- [Task brief]:
Return every record verbatim.

Extracted data entries:
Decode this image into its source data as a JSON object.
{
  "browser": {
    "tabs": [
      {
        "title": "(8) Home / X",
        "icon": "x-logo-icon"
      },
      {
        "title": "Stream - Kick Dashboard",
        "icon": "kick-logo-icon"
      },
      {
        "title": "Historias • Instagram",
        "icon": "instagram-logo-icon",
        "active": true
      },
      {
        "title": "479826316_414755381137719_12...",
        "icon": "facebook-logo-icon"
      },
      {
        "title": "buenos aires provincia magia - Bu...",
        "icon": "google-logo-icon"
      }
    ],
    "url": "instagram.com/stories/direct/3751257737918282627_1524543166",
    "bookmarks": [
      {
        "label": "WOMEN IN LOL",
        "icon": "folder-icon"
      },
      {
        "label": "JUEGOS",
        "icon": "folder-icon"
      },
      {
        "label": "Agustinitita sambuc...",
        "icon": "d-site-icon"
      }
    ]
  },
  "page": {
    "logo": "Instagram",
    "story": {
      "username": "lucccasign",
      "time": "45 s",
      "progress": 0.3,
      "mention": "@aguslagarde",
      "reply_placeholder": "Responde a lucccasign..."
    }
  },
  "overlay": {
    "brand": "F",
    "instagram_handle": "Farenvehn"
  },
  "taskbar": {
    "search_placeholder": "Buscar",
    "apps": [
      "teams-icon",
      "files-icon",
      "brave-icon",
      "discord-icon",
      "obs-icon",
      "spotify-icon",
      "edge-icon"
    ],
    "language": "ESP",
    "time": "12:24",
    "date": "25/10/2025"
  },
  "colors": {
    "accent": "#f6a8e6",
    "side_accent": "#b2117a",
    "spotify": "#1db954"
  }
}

- [Response for this exercise]:
Decode this image into its source data as a JSON object.
{
  "browser": {
    "tabs": [
      {
        "title": "(8) Home / X",
        "icon": "x-logo-icon"
      },
      {
        "title": "Stream - Kick Dashboard",
        "icon": "kick-logo-icon"
      },
      {
        "title": "Historias • Instagram",
        "icon": "instagram-logo-icon",
        "active": true
      },
      {
        "title": "479826316_414755381137719_12...",
        "icon": "facebook-logo-icon"
      },
      {
        "title": "buenos aires provincia magia - Bu...",
        "icon": "google-logo-icon"
      }
    ],
    "url": "instagram.com/stories/direct/3751257737918282627_1524543166",
    "bookmarks": [
      {
        "label": "WOMEN IN LOL",
        "icon": "folder-icon"
      },
      {
        "label": "JUEGOS",
        "icon": "folder-icon"
      },
      {
        "label": "Agustinitita sambuc...",
        "icon": "d-site-icon"
      }
    ]
  },
  "page": {
    "logo": "Instagram",
    "story": {
      "username": "lucccasign",
      "time": "45 s",
      "progress": 0.3,
      "mention": "@aguslagarde",
      "reply_placeholder": "Responde a lucccasign..."
    }
  },
  "overlay": {
    "brand": "F",
    "instagram_handle": "Farenvehn"
  },
  "taskbar": {
    "search_placeholder": "Buscar",
    "apps": [
      "teams-icon",
      "files-icon",
      "brave-icon",
      "discord-icon",
      "obs-icon",
      "spotify-icon",
      "edge-icon"
    ],
    "language": "ESP",
    "time": "12:24",
    "date": "25/10/2025"
  },
  "colors": {
    "accent": "#f6a8e6",
    "side_accent": "#b2117a",
    "spotify": "#1db954"
  }
}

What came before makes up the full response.